## TRECHO DO TEXTO
..........
Há duas semanas o historiador Edgar Salvadori de Decca, do Instituto de Filosofia e Ciências Humanas (IFCH) da Unicamp, embarcou para Lisboa na condição de primeiro professor ocupante da Cátedra Brasil-Portugal em Ciências Sociais, que recém se instalou no contexto de um convênio de cooperação entre a Unicamp e o Instituto Superior de Ciências do Trabalho e da Empresa (ISCTE). Antes de seu embarque, o Jornal da Unicamp fez um desafio a De Decca: registrar seu cotidiano em um diário de talhe clássico, um exercício de reflexão e observação do intelectual brasileiro em terras lusas. De Decca aceitou, viajou e, nem bem desfez as malas, já enviou seu primeiro texto. Que terá seqüência nas próximas edições.

A Torre de Belém, em Lisboa, construída entre 1515 e 1521

A cidade é assim conhecida, pelas sete colinas. Lisboa mais se parece com um anfiteatro sobre o Tejo. Talvez, para nós brasileiros o espetáculo se completa no jogo insinuante da história, ao relembrarmos a partida dos portugueses rumo ao Atlântico. Deste anfiteatro da história, me descubro na memória de um outro, já há tanto tempo por aqui. A sensação de estarmos em um anfiteatro presenciando a reapresentação do passado junto à Torre de Belém é ao mesmo tempo inquietante e nostálgica.
Li, meses atrás, um autor português que viveu a maior parte de sua vida no exílio e que nos fala deste lugar de memória que é Portugal. Aqui, ao que parece, o tempo se recusa a passar. Terra da memória, Portugal, segundo Eduardo Lourenço, é também o território da saudade. Nem da nostalgia, nem da melancolia. Ela, a saudade, habita o mesmo espaço, mas não se confunde com aquelas outras modalidades de sentimento com relação ao tempo. A saudade, este sentimento de amor excessivo que se apossa de todo o tempo do passado, sem permitir esgotá-lo, parece assumir uma dimensão onírica, de sonho. Ainda voltaremos a este tema em outra ocasião, mas é esta saudade, que se senta ao nosso lado, diante deste anfiteatro da história, que é a cidade de Lisboa.

Diante dos relatos de viagem dos negociantes venezianos que vieram espionar Lisboa, a partir dos idos de 1492, nos perguntamos quais as lendas contidas nestas margens do Tejo, que projetaram os portugueses como um povo destinado a realizar uma missão ao mesmo tempo redentora e civilizatória. Diante desta indagação, Sergio Buarque de Holanda iniciou a sua trajetória historiográfica, em 1936, com o livro Raízes do Brasil, acabando por concluir este percurso intelectual em 1957, quando no intervalo de dois meses defendeu duas teses complementares sobre a sociedade e a cultura portuguesas na época dos descobrimentos. Uma delas, a ainda inédita A Formação da Sociedade Portuguesa na Época dos Descobrimentos, defendida na Escola Livre de Sociologia e Política, e a outra, defendida na Universidade de São Paulo, tornou-se, quem sabe, a sua obra de maior densidade historiográfica, Visão do Paraíso.
..........
(Linhas de um conjunto de dados)
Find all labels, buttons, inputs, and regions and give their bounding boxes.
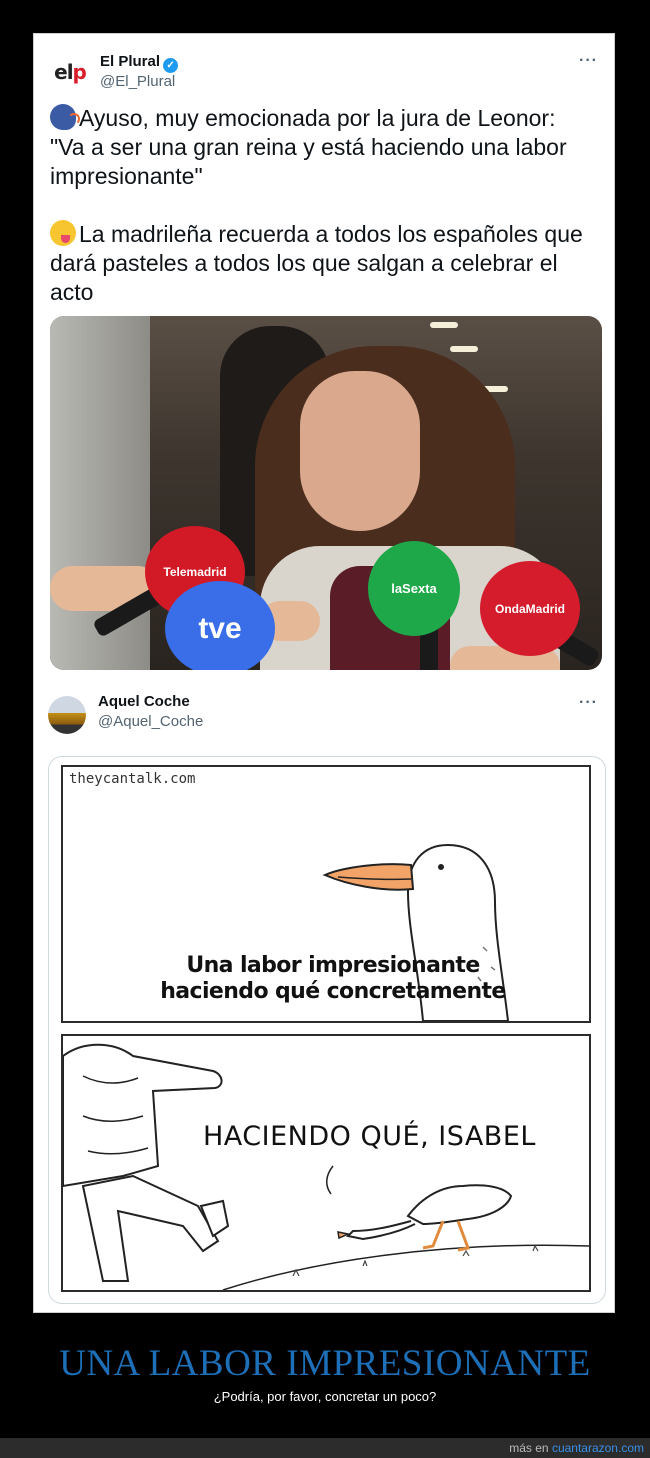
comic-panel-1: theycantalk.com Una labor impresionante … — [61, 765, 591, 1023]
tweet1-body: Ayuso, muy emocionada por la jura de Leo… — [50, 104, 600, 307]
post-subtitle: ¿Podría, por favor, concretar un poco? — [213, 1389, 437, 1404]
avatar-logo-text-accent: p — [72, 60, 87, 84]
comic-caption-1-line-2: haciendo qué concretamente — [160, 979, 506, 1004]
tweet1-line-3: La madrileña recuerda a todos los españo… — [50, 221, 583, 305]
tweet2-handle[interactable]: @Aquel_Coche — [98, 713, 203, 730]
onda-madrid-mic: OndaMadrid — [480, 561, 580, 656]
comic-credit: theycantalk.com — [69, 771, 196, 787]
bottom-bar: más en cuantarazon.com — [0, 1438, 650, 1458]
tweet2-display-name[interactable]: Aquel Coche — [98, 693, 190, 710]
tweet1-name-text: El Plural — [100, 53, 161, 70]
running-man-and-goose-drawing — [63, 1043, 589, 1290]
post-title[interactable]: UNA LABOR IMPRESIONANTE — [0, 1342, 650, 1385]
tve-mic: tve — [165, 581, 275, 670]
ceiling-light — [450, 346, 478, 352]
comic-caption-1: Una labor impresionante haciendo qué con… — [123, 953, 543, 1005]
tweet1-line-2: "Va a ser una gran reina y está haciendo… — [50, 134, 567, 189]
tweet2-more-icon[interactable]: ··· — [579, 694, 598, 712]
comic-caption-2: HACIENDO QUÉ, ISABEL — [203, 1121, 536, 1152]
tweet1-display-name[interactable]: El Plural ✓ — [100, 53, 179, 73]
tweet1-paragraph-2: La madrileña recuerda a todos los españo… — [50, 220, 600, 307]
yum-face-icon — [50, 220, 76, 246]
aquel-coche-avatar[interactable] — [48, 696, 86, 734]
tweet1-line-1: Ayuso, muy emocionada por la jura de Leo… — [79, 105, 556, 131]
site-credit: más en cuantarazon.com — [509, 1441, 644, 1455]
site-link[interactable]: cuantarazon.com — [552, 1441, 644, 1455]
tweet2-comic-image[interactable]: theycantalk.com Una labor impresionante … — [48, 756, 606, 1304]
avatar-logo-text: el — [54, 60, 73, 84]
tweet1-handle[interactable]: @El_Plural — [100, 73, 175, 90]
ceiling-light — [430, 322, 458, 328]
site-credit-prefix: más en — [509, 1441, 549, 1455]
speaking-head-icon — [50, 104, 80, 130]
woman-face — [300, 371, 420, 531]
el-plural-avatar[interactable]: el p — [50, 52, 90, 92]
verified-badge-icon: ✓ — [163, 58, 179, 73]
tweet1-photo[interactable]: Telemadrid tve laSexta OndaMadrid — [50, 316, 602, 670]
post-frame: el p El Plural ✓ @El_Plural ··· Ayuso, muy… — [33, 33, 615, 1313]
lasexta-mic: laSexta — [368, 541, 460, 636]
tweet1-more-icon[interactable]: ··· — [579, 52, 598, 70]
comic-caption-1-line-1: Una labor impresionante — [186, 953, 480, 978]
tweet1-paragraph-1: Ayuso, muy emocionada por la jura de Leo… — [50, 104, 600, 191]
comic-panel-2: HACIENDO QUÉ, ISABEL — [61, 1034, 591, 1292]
..........
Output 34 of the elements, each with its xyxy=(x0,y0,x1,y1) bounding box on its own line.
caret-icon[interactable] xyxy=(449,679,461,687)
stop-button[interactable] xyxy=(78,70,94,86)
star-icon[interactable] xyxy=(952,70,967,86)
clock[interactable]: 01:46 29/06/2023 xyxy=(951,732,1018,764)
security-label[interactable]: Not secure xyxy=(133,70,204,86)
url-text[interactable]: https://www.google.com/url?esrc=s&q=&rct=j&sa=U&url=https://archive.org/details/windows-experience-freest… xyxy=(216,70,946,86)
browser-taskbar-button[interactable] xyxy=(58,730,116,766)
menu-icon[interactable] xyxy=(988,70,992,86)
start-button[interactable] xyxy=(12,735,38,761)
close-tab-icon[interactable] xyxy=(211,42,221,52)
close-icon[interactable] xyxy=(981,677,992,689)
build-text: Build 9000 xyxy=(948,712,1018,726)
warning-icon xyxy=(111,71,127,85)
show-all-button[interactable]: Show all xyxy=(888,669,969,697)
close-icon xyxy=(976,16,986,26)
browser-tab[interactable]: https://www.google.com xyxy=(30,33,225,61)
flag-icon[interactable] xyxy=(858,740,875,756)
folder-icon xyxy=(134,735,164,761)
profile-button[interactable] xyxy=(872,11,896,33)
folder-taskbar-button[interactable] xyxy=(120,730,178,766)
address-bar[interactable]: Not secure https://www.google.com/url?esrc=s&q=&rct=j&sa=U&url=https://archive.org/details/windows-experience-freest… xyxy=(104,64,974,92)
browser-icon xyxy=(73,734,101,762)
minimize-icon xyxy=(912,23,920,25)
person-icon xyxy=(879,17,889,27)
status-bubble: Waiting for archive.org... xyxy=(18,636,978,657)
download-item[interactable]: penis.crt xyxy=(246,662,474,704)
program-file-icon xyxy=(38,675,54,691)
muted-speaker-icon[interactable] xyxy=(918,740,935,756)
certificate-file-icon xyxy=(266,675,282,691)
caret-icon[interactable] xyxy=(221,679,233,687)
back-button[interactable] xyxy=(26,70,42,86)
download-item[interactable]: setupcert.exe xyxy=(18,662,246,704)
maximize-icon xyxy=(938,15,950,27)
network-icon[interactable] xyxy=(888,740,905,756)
..........
## DESAFIO
Reescreva o texto sobre Lisboa desde "Li, meses atrás, um" até "cidade de Lisboa.", trocando "exílio" por "estrangeiro".

## RESPOSTA ESCRITA
Li, meses atrás, um autor português que viveu a maior parte de sua vida no estrangeiro e que nos fala deste lugar de memória que é Portugal. Aqui, ao que parece, o tempo se recusa a passar. Terra da memória, Portugal, segundo Eduardo Lourenço, é também o território da saudade. Nem da nostalgia, nem da melancolia. Ela, a saudade, habita o mesmo espaço, mas não se confunde com aquelas outras modalidades de sentimento com relação ao tempo. A saudade, este sentimento de amor excessivo que se apossa de todo o tempo do passado, sem permitir esgotá-lo, parece assumir uma dimensão onírica, de sonho. Ainda voltaremos a este tema em outra ocasião, mas é esta saudade, que se senta ao nosso lado, diante deste anfiteatro da história, que é a cidade de Lisboa.